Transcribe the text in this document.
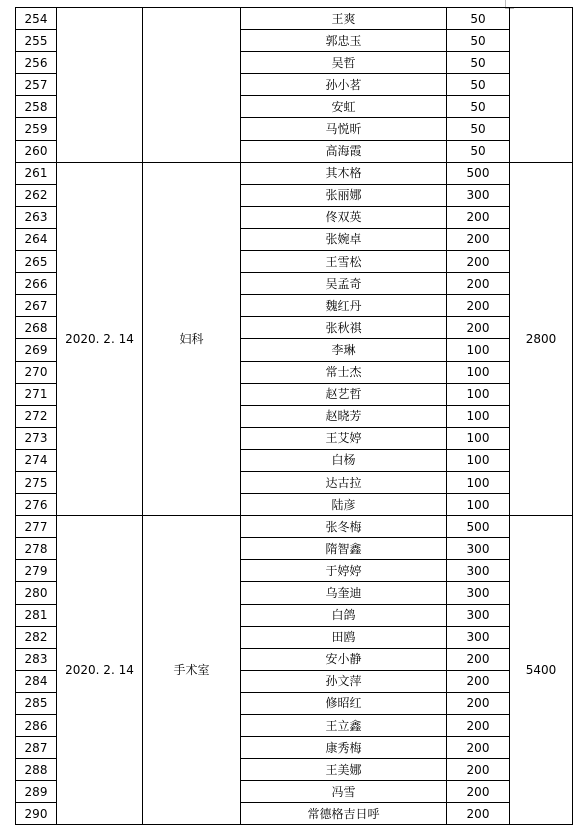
254			王爽	50	
255			郭忠玉	50	
256			吴哲	50	
257			孙小茗	50	
258			安虹	50	
259			马悦昕	50	
260			高海霞	50	
261	2020. 2. 14	妇科	其木格	500	2800
262			张丽娜	300	
263			佟双英	200	
264			张婉卓	200	
265			王雪松	200	
266			吴孟奇	200	
267			魏红丹	200	
268			张秋祺	200	
269			李琳	100	
270			常士杰	100	
271			赵艺哲	100	
272			赵晓芳	100	
273			王艾婷	100	
274			白杨	100	
275			达古拉	100	
276			陆彦	100	
277	2020. 2. 14	手术室	张冬梅	500	5400
278			隋智鑫	300	
279			于婷婷	300	
280			乌奎迪	300	
281			白鸽	300	
282			田鸥	300	
283			安小静	200	
284			孙文萍	200	
285			修昭红	200	
286			王立鑫	200	
287			康秀梅	200	
288			王美娜	200	
289			冯雪	200	
290			常德格吉日呼	200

-*-

**GOAL:** Write every entry out again exactly, dropping the pictures.

**TASK ANSWER:**
Transcribe the text in this document.
254			王爽	50	
255			郭忠玉	50	
256			吴哲	50	
257			孙小茗	50	
258			安虹	50	
259			马悦昕	50	
260			高海霞	50	
261	2020. 2. 14	妇科	其木格	500	2800
262			张丽娜	300	
263			佟双英	200	
264			张婉卓	200	
265			王雪松	200	
266			吴孟奇	200	
267			魏红丹	200	
268			张秋祺	200	
269			李琳	100	
270			常士杰	100	
271			赵艺哲	100	
272			赵晓芳	100	
273			王艾婷	100	
274			白杨	100	
275			达古拉	100	
276			陆彦	100	
277	2020. 2. 14	手术室	张冬梅	500	5400
278			隋智鑫	300	
279			于婷婷	300	
280			乌奎迪	300	
281			白鸽	300	
282			田鸥	300	
283			安小静	200	
284			孙文萍	200	
285			修昭红	200	
286			王立鑫	200	
287			康秀梅	200	
288			王美娜	200	
289			冯雪	200	
290			常德格吉日呼	200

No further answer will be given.